**PROVIDED TEXT**:
"""

Synopses & Reviews
In the tradition of
The Emperor of All Maladies and
The Noonday Demon, a moving, eye-opening exploration of PTSD
Just as polio loomed over the 1950s, and AIDS stalked the 1980s and ’90s, posttraumatic stress disorder haunts us in the early years of the twenty-first century. Over a decade into the United States’ “global war on terror,” PTSD afflicts as many as 30 percent of the conflict’s veterans. But the disorder’s reach extends far beyond the armed forces. In total, some twenty-seven million Americans are believed to be PTSD survivors. Yet to many of us, the disorder remains shrouded in mystery, secrecy, and shame.
Now, David J. Morris — a war correspondent, former Marine, and PTSD sufferer himself — has written the essential account of this illness. Through interviews with individuals living with PTSD, forays into the scientific, literary, and cultural history of the illness, and memoir, Morris crafts a moving work that will speak not only to those with the condition and to their loved ones, but also to all of us struggling to make sense of an anxious and uncertain time.

"""

**STUDY MATERIAL**:
"""

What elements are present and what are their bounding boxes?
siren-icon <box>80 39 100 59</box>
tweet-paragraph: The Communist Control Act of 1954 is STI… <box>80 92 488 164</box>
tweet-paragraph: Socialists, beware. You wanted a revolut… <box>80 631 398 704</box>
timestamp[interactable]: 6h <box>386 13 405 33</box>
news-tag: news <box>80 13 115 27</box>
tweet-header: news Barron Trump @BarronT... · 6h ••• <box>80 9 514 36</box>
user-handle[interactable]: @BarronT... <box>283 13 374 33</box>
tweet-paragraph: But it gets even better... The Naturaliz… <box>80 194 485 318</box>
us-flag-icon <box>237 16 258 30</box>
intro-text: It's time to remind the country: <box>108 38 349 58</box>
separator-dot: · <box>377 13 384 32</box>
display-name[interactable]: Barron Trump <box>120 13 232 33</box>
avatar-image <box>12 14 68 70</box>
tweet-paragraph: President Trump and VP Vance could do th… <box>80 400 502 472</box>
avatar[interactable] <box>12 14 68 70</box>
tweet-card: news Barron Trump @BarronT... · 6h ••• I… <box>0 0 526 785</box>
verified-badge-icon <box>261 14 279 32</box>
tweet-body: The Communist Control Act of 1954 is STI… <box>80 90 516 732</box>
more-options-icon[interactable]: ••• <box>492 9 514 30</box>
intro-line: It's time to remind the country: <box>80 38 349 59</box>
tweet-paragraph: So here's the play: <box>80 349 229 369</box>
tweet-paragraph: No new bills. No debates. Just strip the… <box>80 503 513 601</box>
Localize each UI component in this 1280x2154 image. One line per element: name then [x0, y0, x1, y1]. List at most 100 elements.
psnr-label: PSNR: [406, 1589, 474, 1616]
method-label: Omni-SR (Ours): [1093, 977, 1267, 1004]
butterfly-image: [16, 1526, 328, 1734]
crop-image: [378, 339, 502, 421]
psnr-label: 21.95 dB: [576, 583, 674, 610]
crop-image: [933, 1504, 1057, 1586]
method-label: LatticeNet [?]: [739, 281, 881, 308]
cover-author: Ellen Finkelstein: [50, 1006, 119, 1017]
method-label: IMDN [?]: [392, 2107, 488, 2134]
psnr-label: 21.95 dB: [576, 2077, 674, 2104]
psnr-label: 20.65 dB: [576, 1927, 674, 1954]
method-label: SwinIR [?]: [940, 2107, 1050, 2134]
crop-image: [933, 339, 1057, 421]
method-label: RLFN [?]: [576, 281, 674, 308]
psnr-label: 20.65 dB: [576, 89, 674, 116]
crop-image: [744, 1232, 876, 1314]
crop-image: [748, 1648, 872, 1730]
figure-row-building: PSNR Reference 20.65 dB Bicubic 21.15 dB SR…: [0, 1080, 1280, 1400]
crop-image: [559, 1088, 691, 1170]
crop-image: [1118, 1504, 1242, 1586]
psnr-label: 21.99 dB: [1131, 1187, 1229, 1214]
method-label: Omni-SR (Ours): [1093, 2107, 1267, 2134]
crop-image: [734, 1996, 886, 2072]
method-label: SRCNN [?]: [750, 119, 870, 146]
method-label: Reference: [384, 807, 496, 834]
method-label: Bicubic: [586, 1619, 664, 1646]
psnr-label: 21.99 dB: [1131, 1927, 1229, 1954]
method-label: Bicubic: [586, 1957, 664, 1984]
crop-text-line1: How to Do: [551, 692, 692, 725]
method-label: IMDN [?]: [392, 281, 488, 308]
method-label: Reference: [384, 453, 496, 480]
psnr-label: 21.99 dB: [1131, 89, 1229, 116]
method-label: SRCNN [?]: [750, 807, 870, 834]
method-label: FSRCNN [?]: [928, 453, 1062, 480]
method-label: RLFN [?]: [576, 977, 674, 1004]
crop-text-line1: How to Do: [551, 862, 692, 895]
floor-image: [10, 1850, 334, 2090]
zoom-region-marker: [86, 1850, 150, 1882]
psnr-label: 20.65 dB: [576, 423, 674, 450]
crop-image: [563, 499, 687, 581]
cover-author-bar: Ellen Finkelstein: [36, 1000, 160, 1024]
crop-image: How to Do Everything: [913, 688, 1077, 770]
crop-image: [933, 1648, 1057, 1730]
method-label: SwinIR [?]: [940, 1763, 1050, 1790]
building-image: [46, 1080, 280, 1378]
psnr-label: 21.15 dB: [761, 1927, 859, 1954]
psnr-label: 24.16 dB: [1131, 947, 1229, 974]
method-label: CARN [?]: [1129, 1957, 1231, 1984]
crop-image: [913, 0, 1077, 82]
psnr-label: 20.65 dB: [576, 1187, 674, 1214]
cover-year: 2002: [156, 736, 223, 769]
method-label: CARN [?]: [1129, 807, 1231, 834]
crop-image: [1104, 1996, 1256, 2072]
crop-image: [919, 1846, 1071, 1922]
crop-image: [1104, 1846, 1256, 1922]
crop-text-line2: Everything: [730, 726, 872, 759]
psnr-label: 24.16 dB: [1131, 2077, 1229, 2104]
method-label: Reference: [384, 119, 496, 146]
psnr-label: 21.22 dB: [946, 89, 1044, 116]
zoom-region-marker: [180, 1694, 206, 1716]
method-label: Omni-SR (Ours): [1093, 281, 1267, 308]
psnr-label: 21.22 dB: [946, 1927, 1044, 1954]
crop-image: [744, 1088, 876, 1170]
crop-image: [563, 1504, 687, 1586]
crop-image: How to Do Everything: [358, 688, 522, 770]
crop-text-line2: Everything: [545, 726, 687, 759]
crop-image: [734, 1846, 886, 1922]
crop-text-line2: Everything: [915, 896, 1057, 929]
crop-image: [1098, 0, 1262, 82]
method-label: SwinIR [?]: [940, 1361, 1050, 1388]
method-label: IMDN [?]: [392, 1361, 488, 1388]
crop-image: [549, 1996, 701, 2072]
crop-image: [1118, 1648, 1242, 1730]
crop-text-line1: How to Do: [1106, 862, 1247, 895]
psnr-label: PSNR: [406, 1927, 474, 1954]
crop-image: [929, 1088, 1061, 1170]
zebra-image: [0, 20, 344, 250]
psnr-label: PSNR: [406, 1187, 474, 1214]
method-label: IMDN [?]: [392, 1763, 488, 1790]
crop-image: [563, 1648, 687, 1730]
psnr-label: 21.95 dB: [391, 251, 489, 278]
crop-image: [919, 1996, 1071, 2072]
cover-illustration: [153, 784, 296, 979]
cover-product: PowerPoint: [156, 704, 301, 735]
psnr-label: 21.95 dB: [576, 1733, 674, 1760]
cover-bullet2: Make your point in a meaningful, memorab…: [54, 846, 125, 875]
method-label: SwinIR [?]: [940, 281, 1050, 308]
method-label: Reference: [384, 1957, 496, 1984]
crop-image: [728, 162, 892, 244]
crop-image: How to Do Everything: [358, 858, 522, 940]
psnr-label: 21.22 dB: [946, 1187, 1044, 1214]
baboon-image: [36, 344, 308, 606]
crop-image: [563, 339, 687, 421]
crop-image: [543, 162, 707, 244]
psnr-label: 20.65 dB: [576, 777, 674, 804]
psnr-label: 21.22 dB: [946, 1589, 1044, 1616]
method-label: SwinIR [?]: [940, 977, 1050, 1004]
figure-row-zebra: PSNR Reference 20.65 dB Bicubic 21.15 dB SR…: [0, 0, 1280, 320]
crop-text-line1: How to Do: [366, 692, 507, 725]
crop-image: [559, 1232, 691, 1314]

"""

**WHAT YOU NEED TO DO**: Quote the PTSD book synopsis word for word, from "Synopses & Reviews" up to and including "secrecy, and shame.".

**REPLY**:
Synopses & Reviews
In the tradition of
The Emperor of All Maladies and
The Noonday Demon, a moving, eye-opening exploration of PTSD
Just as polio loomed over the 1950s, and AIDS stalked the 1980s and ’90s, posttraumatic stress disorder haunts us in the early years of the twenty-first century. Over a decade into the United States’ “global war on terror,” PTSD afflicts as many as 30 percent of the conflict’s veterans. But the disorder’s reach extends far beyond the armed forces. In total, some twenty-seven million Americans are believed to be PTSD survivors. Yet to many of us, the disorder remains shrouded in mystery, secrecy, and shame.